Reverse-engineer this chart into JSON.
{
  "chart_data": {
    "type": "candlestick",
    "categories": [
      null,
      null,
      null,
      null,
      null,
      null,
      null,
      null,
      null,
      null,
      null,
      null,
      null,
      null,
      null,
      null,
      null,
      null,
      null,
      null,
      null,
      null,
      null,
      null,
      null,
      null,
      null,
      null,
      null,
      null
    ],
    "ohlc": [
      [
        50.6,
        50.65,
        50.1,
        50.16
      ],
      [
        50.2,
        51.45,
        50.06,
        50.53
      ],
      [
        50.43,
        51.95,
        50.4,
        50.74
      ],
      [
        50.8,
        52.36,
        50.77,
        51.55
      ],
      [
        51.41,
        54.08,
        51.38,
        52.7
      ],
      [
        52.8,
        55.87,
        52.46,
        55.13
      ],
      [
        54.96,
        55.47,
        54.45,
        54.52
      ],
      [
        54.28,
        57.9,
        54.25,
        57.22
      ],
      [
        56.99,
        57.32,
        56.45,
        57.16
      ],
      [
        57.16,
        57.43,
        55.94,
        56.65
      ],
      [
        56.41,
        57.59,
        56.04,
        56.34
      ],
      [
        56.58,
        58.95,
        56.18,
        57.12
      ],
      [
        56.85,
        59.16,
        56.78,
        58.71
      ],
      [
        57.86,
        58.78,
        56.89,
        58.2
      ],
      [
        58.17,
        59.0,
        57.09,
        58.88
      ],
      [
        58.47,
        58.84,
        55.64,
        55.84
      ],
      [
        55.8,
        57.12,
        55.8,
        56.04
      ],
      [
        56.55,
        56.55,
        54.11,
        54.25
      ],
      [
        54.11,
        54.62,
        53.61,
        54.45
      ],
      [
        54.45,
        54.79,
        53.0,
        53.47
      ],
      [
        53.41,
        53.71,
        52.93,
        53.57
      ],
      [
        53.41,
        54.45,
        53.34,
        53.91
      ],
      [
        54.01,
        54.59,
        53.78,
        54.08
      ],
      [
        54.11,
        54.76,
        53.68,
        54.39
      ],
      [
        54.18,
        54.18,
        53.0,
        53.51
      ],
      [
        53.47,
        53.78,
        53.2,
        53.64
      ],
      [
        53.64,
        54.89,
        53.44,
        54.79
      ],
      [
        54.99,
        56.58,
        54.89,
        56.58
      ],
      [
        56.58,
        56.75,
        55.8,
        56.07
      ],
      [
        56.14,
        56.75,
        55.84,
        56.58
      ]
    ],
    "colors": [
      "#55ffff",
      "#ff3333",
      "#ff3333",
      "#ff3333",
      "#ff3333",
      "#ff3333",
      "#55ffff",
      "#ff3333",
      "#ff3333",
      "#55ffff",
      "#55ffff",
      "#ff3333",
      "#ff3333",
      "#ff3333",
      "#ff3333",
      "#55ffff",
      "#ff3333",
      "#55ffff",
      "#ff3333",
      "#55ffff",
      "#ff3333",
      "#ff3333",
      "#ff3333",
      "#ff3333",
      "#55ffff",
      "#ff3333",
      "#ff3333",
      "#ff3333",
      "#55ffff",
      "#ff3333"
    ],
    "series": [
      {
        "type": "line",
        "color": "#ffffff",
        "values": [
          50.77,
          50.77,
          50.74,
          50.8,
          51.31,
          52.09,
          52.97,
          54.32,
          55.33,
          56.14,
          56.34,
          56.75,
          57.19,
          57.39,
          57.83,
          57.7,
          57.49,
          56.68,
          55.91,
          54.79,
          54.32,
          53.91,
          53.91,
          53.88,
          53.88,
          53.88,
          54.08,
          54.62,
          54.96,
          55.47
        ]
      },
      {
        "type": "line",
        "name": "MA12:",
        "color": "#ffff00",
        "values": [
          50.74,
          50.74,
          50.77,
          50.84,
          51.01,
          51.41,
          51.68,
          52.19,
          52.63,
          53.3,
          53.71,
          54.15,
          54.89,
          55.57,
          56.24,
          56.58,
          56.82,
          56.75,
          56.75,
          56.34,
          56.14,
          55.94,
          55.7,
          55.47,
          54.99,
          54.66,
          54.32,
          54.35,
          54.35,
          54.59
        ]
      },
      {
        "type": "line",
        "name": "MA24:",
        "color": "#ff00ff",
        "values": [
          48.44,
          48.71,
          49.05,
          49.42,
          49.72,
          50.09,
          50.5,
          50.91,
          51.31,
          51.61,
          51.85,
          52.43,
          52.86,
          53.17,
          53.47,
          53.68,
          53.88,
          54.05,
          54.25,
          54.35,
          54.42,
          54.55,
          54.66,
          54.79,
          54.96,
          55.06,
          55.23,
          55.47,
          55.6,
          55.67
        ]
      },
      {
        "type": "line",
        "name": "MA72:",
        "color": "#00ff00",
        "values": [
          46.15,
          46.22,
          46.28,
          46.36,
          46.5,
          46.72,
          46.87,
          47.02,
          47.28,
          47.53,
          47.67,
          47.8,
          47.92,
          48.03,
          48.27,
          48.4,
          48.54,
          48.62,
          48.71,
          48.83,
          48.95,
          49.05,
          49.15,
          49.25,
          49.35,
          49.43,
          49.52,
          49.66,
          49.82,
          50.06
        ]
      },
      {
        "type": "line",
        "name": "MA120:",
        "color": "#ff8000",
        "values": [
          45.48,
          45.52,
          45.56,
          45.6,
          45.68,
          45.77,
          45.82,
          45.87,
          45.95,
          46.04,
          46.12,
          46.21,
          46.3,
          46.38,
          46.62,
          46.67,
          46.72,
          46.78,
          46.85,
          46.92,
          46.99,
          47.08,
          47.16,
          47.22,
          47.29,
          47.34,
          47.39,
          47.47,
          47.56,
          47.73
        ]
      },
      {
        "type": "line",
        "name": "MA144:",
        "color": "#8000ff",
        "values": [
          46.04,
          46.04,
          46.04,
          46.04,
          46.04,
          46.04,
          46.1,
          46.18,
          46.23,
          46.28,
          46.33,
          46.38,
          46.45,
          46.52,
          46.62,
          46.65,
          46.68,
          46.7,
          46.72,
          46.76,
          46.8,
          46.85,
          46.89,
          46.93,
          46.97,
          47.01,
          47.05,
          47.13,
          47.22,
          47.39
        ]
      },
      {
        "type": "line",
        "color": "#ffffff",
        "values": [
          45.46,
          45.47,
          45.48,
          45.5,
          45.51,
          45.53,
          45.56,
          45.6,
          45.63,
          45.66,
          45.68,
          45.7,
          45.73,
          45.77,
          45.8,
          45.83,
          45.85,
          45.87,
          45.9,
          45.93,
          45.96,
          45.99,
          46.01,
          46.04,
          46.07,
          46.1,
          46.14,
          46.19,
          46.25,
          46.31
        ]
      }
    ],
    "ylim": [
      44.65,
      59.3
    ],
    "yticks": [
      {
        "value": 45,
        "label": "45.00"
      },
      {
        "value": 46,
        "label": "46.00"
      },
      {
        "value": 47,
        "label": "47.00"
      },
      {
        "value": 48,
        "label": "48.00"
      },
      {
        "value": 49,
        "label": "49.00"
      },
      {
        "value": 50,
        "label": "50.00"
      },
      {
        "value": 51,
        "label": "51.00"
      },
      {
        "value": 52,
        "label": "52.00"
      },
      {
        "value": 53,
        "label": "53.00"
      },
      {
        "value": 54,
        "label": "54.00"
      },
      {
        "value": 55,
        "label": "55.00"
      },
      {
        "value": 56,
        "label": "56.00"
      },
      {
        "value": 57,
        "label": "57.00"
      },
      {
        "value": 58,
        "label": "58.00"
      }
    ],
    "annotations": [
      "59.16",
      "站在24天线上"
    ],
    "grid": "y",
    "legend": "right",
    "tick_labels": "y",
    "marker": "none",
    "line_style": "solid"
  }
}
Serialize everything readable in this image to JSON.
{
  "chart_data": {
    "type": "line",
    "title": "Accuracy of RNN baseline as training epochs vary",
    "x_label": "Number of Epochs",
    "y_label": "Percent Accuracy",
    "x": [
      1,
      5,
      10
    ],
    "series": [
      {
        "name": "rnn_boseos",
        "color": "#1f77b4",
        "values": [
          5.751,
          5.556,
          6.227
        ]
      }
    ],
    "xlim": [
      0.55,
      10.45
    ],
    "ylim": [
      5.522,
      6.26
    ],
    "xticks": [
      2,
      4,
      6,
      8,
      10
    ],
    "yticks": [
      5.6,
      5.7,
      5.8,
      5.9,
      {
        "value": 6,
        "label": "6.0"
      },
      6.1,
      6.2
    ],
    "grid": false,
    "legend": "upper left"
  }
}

Set problem | Scan the material above. Extract every line in which the word "JSON" occurs.

The reply |
Reverse-engineer this chart into JSON.
Serialize everything readable in this image to JSON.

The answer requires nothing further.